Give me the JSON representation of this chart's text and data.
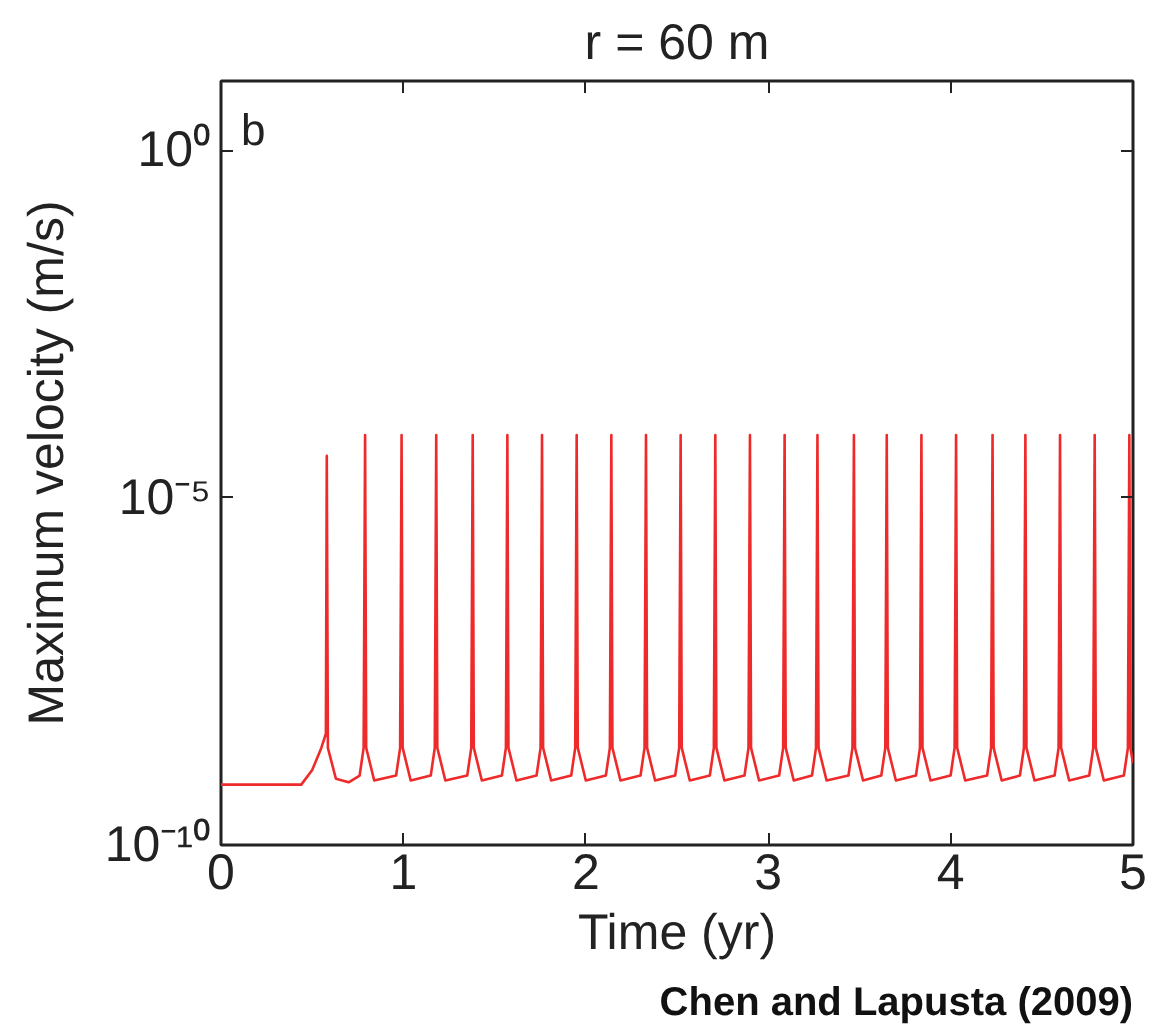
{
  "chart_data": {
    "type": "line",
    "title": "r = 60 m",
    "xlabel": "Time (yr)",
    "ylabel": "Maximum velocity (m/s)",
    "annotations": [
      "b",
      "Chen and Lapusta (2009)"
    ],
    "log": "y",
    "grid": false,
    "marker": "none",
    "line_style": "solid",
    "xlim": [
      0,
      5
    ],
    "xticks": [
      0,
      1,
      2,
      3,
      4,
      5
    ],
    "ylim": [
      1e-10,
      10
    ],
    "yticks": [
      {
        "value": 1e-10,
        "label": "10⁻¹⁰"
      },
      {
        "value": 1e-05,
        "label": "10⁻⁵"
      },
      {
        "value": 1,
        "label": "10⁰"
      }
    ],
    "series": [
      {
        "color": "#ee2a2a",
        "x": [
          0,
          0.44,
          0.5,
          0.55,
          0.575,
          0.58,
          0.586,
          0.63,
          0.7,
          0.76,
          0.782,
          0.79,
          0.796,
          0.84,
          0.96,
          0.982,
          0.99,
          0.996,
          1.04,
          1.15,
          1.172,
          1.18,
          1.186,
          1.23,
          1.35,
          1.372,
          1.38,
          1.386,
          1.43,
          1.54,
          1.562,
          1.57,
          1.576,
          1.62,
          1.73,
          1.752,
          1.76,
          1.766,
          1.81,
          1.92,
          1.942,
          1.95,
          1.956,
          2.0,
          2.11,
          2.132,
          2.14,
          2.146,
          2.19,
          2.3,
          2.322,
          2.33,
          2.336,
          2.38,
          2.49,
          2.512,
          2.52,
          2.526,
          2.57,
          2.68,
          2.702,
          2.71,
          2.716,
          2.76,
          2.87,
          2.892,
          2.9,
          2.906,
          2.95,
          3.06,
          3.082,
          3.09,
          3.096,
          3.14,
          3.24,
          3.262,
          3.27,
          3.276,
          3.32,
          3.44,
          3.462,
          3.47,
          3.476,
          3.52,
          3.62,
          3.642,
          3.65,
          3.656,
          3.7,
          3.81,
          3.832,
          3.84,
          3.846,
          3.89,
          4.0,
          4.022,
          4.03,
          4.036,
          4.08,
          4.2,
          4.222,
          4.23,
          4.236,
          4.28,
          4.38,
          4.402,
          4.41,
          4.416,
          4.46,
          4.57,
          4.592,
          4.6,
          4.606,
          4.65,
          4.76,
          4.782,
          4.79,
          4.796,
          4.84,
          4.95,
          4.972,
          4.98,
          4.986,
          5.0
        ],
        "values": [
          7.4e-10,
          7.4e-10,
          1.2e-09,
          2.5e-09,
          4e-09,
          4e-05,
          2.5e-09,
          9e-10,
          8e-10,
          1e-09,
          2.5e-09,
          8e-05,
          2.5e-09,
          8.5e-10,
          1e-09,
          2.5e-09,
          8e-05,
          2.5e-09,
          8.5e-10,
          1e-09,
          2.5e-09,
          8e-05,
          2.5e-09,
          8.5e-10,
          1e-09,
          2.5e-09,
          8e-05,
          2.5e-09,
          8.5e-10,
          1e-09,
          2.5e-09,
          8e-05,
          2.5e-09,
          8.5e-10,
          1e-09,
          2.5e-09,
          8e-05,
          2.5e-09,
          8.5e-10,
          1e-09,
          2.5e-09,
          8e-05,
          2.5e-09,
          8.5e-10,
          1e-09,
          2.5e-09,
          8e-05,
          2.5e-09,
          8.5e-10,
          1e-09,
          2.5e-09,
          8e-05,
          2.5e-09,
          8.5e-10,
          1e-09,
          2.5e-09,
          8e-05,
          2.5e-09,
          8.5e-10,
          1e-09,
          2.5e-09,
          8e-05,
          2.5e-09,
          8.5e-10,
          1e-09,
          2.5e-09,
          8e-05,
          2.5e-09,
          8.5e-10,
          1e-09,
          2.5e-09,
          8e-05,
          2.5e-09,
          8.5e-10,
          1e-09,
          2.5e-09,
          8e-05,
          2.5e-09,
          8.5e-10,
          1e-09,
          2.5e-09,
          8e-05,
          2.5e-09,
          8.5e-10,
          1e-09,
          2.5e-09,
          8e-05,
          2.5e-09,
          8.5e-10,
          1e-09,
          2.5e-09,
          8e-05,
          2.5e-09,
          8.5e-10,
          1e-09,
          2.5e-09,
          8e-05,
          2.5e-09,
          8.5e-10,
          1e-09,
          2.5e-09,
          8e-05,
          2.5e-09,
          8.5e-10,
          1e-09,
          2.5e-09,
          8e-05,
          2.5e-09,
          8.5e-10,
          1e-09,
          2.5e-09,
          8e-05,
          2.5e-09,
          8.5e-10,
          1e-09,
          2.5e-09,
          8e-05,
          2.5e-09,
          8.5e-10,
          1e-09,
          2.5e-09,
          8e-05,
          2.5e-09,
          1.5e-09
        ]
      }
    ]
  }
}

### DIRECTION
Set down all the entries exactly as they appear, but skip any pictures.

### TASK RESPONSE
Give me the JSON representation of this chart's text and data.
{
  "chart_data": {
    "type": "line",
    "title": "r = 60 m",
    "xlabel": "Time (yr)",
    "ylabel": "Maximum velocity (m/s)",
    "annotations": [
      "b",
      "Chen and Lapusta (2009)"
    ],
    "log": "y",
    "grid": false,
    "marker": "none",
    "line_style": "solid",
    "xlim": [
      0,
      5
    ],
    "xticks": [
      0,
      1,
      2,
      3,
      4,
      5
    ],
    "ylim": [
      1e-10,
      10
    ],
    "yticks": [
      {
        "value": 1e-10,
        "label": "10⁻¹⁰"
      },
      {
        "value": 1e-05,
        "label": "10⁻⁵"
      },
      {
        "value": 1,
        "label": "10⁰"
      }
    ],
    "series": [
      {
        "color": "#ee2a2a",
        "x": [
          0,
          0.44,
          0.5,
          0.55,
          0.575,
          0.58,
          0.586,
          0.63,
          0.7,
          0.76,
          0.782,
          0.79,
          0.796,
          0.84,
          0.96,
          0.982,
          0.99,
          0.996,
          1.04,
          1.15,
          1.172,
          1.18,
          1.186,
          1.23,
          1.35,
          1.372,
          1.38,
          1.386,
          1.43,
          1.54,
          1.562,
          1.57,
          1.576,
          1.62,
          1.73,
          1.752,
          1.76,
          1.766,
          1.81,
          1.92,
          1.942,
          1.95,
          1.956,
          2.0,
          2.11,
          2.132,
          2.14,
          2.146,
          2.19,
          2.3,
          2.322,
          2.33,
          2.336,
          2.38,
          2.49,
          2.512,
          2.52,
          2.526,
          2.57,
          2.68,
          2.702,
          2.71,
          2.716,
          2.76,
          2.87,
          2.892,
          2.9,
          2.906,
          2.95,
          3.06,
          3.082,
          3.09,
          3.096,
          3.14,
          3.24,
          3.262,
          3.27,
          3.276,
          3.32,
          3.44,
          3.462,
          3.47,
          3.476,
          3.52,
          3.62,
          3.642,
          3.65,
          3.656,
          3.7,
          3.81,
          3.832,
          3.84,
          3.846,
          3.89,
          4.0,
          4.022,
          4.03,
          4.036,
          4.08,
          4.2,
          4.222,
          4.23,
          4.236,
          4.28,
          4.38,
          4.402,
          4.41,
          4.416,
          4.46,
          4.57,
          4.592,
          4.6,
          4.606,
          4.65,
          4.76,
          4.782,
          4.79,
          4.796,
          4.84,
          4.95,
          4.972,
          4.98,
          4.986,
          5.0
        ],
        "values": [
          7.4e-10,
          7.4e-10,
          1.2e-09,
          2.5e-09,
          4e-09,
          4e-05,
          2.5e-09,
          9e-10,
          8e-10,
          1e-09,
          2.5e-09,
          8e-05,
          2.5e-09,
          8.5e-10,
          1e-09,
          2.5e-09,
          8e-05,
          2.5e-09,
          8.5e-10,
          1e-09,
          2.5e-09,
          8e-05,
          2.5e-09,
          8.5e-10,
          1e-09,
          2.5e-09,
          8e-05,
          2.5e-09,
          8.5e-10,
          1e-09,
          2.5e-09,
          8e-05,
          2.5e-09,
          8.5e-10,
          1e-09,
          2.5e-09,
          8e-05,
          2.5e-09,
          8.5e-10,
          1e-09,
          2.5e-09,
          8e-05,
          2.5e-09,
          8.5e-10,
          1e-09,
          2.5e-09,
          8e-05,
          2.5e-09,
          8.5e-10,
          1e-09,
          2.5e-09,
          8e-05,
          2.5e-09,
          8.5e-10,
          1e-09,
          2.5e-09,
          8e-05,
          2.5e-09,
          8.5e-10,
          1e-09,
          2.5e-09,
          8e-05,
          2.5e-09,
          8.5e-10,
          1e-09,
          2.5e-09,
          8e-05,
          2.5e-09,
          8.5e-10,
          1e-09,
          2.5e-09,
          8e-05,
          2.5e-09,
          8.5e-10,
          1e-09,
          2.5e-09,
          8e-05,
          2.5e-09,
          8.5e-10,
          1e-09,
          2.5e-09,
          8e-05,
          2.5e-09,
          8.5e-10,
          1e-09,
          2.5e-09,
          8e-05,
          2.5e-09,
          8.5e-10,
          1e-09,
          2.5e-09,
          8e-05,
          2.5e-09,
          8.5e-10,
          1e-09,
          2.5e-09,
          8e-05,
          2.5e-09,
          8.5e-10,
          1e-09,
          2.5e-09,
          8e-05,
          2.5e-09,
          8.5e-10,
          1e-09,
          2.5e-09,
          8e-05,
          2.5e-09,
          8.5e-10,
          1e-09,
          2.5e-09,
          8e-05,
          2.5e-09,
          8.5e-10,
          1e-09,
          2.5e-09,
          8e-05,
          2.5e-09,
          8.5e-10,
          1e-09,
          2.5e-09,
          8e-05,
          2.5e-09,
          1.5e-09
        ]
      }
    ]
  }
}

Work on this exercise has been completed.